===== Data shown =====
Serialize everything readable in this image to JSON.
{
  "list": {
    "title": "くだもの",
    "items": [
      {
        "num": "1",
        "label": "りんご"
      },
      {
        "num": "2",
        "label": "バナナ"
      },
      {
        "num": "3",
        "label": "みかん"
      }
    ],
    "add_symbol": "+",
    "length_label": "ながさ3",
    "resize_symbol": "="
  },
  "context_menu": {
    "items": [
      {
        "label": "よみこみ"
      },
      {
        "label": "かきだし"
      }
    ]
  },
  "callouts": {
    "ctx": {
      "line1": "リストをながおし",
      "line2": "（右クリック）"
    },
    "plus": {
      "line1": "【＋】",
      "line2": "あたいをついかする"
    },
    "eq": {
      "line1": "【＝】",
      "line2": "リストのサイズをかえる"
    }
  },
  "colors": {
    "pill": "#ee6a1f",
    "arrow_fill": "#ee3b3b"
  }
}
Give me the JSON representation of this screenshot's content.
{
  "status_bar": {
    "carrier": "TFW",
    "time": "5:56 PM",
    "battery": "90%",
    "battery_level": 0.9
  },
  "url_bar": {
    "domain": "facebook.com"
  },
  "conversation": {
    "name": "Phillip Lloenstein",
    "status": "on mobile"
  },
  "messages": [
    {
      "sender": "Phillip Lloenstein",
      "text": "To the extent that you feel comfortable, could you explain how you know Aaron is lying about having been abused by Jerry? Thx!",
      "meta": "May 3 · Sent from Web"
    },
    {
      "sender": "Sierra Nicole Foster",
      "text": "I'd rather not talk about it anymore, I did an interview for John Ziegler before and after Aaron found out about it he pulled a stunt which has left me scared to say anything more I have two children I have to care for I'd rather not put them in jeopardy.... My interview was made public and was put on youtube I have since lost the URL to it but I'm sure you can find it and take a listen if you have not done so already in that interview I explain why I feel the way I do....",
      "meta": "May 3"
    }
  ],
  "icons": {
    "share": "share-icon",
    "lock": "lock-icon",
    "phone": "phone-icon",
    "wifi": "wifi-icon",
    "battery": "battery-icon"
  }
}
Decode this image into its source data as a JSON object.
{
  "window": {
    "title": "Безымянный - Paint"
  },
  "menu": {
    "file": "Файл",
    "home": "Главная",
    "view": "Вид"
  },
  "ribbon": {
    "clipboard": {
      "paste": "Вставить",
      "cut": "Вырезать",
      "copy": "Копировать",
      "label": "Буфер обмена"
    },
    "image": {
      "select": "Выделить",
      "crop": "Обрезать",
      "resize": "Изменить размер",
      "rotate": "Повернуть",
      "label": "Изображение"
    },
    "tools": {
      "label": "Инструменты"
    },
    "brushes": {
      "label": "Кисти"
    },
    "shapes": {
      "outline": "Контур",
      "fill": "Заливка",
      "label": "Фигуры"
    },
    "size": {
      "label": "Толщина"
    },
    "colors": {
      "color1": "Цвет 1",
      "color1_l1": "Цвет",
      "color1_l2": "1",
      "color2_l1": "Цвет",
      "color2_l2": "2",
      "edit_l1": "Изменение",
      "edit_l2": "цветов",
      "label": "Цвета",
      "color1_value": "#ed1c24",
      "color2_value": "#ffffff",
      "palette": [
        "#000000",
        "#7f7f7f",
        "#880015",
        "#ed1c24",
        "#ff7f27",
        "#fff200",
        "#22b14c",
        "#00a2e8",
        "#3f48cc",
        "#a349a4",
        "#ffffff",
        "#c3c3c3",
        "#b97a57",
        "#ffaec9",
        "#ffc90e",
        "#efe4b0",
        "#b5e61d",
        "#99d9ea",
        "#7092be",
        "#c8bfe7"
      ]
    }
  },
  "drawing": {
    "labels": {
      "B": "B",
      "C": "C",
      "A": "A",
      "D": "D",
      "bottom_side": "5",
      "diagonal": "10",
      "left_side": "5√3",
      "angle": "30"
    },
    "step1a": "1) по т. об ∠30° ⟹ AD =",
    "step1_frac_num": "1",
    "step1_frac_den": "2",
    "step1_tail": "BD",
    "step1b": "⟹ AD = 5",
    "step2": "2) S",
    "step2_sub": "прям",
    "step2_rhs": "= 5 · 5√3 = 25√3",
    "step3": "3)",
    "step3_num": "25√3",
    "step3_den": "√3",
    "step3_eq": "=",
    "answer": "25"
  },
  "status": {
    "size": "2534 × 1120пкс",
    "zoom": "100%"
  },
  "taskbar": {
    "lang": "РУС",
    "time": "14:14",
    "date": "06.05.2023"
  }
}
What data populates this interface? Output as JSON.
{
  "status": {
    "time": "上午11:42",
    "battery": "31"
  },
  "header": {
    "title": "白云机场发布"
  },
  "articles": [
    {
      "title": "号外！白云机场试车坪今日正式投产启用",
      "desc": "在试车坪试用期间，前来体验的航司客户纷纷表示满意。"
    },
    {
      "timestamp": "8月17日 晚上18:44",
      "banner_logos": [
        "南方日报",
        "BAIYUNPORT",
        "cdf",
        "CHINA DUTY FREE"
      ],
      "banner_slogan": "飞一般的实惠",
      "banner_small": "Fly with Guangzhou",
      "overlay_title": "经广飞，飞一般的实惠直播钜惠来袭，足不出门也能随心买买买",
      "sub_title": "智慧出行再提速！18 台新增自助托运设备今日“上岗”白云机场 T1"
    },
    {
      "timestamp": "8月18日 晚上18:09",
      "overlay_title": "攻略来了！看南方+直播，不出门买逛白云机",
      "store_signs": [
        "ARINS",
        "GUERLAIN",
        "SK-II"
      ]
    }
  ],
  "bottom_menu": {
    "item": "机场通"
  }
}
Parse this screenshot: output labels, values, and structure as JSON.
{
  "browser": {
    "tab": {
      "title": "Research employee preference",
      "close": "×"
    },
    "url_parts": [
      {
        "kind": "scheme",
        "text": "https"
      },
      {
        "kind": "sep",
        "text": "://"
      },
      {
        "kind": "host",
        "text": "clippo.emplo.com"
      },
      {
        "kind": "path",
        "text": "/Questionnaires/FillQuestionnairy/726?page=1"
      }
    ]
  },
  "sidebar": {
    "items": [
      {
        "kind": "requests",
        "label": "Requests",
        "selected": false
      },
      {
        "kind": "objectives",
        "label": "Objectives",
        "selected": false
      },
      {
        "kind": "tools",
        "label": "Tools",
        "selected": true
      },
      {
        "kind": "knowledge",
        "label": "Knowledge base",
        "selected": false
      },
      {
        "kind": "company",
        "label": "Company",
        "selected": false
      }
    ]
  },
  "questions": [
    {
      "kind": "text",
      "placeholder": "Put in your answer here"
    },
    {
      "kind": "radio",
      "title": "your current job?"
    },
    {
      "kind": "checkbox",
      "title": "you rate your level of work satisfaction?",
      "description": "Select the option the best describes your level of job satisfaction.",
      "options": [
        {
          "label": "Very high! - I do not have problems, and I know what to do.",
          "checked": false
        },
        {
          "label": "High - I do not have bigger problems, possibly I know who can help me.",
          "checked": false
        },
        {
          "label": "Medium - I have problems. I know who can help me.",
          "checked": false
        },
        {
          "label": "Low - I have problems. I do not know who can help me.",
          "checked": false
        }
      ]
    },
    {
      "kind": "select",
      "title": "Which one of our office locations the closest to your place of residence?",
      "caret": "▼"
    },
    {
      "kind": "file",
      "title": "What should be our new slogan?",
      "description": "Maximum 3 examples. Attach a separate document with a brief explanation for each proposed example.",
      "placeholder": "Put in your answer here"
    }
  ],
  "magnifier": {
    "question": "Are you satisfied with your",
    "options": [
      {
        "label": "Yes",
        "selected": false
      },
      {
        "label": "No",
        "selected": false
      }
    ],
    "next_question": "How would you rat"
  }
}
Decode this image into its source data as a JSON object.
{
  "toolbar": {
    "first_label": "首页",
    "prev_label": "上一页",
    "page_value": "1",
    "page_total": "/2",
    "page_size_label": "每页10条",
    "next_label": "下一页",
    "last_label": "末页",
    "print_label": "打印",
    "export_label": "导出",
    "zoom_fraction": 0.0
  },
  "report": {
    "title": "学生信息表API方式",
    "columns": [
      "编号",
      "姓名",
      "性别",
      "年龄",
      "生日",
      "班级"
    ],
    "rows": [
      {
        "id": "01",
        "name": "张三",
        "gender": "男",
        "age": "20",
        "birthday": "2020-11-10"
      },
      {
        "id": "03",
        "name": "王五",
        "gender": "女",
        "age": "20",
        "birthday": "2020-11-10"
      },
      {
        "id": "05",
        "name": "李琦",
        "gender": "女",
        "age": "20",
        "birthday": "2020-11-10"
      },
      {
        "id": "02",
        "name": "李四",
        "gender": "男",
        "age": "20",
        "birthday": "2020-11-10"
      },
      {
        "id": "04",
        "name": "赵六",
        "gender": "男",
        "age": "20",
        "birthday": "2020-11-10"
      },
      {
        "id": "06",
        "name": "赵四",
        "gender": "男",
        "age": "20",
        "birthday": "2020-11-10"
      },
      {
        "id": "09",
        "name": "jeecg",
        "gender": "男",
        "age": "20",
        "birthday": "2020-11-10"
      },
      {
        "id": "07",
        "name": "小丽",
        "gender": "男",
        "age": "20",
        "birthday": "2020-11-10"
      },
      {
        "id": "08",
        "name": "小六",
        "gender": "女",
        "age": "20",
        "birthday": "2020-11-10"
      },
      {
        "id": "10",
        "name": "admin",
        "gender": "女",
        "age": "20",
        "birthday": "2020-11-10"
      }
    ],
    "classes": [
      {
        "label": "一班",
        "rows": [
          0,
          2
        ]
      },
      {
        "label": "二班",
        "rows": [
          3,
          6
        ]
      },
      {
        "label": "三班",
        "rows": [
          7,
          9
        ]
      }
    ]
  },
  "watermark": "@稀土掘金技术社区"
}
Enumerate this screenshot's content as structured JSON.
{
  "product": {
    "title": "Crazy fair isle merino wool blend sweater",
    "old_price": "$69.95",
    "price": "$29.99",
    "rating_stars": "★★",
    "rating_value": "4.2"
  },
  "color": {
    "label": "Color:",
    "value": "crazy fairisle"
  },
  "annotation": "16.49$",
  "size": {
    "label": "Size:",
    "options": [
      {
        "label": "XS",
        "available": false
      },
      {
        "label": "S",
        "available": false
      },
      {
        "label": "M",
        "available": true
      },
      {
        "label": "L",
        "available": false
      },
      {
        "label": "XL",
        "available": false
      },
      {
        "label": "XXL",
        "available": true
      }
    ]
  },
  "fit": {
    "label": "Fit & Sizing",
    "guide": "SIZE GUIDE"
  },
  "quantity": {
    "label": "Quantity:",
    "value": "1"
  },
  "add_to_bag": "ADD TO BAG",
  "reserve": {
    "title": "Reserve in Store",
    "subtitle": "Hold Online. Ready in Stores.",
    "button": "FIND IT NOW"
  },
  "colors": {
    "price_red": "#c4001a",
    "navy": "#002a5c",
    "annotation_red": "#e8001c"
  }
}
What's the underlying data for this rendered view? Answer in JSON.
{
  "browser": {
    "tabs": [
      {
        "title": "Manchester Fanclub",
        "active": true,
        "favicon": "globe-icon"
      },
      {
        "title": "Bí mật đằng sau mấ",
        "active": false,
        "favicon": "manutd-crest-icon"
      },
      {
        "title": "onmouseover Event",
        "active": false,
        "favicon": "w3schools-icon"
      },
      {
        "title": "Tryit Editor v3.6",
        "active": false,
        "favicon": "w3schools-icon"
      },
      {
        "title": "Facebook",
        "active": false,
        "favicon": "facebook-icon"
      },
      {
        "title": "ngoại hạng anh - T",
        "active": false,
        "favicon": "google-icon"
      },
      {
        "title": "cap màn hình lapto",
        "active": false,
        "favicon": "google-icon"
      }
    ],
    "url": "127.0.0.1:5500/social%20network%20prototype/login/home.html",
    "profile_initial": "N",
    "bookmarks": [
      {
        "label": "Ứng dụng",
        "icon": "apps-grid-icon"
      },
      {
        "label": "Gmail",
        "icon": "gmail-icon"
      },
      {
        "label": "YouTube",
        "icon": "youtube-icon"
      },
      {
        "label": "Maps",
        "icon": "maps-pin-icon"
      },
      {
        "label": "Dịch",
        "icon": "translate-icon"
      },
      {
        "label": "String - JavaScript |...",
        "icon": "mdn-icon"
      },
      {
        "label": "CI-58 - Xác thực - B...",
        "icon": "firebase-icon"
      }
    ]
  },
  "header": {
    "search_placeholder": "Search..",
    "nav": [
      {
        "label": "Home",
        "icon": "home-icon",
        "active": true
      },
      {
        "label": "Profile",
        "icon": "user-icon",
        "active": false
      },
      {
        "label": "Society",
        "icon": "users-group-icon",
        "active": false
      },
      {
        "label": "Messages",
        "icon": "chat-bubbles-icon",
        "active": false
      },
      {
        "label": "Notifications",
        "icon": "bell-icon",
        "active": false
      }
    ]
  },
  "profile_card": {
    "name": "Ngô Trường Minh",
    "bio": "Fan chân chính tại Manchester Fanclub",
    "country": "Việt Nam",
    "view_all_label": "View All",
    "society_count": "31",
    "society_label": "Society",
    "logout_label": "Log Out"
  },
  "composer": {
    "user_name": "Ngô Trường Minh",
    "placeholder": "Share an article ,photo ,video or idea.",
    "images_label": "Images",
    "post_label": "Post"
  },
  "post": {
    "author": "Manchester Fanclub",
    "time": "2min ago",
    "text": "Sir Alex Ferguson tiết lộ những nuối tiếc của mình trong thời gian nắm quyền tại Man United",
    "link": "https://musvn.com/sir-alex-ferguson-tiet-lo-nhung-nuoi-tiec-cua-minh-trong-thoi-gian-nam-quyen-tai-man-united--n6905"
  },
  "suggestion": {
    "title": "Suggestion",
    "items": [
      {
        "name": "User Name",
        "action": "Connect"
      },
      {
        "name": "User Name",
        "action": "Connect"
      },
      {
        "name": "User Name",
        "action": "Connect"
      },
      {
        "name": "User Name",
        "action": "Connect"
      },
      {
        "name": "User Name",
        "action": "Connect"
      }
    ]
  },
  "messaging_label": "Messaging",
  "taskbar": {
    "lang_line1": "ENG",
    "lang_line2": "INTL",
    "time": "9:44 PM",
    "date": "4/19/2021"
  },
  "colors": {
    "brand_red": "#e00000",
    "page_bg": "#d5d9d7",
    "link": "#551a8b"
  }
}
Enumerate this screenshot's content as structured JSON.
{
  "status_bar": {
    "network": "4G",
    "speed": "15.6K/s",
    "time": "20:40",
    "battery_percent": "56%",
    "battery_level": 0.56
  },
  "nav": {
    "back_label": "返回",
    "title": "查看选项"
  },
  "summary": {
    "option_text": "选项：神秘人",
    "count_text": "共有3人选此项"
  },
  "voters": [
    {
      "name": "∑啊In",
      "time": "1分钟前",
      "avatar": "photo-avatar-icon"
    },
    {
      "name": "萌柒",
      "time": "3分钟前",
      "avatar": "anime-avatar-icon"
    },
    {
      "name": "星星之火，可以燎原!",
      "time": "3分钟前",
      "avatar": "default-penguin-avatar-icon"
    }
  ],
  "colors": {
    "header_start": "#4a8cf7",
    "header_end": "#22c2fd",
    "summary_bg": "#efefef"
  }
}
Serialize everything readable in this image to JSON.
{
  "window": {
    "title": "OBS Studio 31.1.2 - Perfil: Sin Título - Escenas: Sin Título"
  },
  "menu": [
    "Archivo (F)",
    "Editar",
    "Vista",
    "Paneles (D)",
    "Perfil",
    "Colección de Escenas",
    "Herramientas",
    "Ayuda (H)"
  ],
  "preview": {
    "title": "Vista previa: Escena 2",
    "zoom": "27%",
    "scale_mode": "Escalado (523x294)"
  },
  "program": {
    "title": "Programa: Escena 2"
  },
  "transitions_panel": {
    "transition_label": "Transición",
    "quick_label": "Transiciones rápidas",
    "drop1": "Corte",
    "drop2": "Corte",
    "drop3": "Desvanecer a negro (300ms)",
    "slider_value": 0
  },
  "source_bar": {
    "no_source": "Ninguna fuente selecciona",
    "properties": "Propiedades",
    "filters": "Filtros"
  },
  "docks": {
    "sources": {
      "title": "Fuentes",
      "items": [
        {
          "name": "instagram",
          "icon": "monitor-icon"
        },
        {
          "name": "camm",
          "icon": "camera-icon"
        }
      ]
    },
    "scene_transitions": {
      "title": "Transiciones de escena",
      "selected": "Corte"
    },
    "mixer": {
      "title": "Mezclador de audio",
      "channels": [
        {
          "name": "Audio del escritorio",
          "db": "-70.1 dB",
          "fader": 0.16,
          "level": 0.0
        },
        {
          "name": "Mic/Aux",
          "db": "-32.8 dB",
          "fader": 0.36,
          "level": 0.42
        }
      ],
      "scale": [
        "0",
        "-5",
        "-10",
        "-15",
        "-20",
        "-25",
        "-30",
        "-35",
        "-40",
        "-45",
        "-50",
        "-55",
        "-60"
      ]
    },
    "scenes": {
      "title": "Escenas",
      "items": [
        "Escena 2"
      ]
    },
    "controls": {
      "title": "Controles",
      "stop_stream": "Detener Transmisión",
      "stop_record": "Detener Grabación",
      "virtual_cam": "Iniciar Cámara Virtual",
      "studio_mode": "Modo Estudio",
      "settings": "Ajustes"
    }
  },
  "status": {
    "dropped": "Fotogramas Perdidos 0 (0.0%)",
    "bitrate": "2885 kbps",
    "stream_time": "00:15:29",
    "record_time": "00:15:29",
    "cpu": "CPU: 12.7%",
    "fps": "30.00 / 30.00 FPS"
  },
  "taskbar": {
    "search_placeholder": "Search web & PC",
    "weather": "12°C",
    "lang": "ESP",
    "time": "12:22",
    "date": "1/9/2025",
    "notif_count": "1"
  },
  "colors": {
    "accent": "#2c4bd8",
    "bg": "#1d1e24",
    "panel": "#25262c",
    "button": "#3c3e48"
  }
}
=====
> [To do]
Look through the material above and pick out each line holding the word "this".

> [Reply]
Serialize everything readable in this image to JSON.
Give me the JSON representation of this screenshot's content.
Decode this image into its source data as a JSON object.
What data populates this interface? Output as JSON.
Parse this screenshot: output labels, values, and structure as JSON.
Decode this image into its source data as a JSON object.
Enumerate this screenshot's content as structured JSON.
What's the underlying data for this rendered view? Answer in JSON.
Enumerate this screenshot's content as structured JSON.
Serialize everything readable in this image to JSON.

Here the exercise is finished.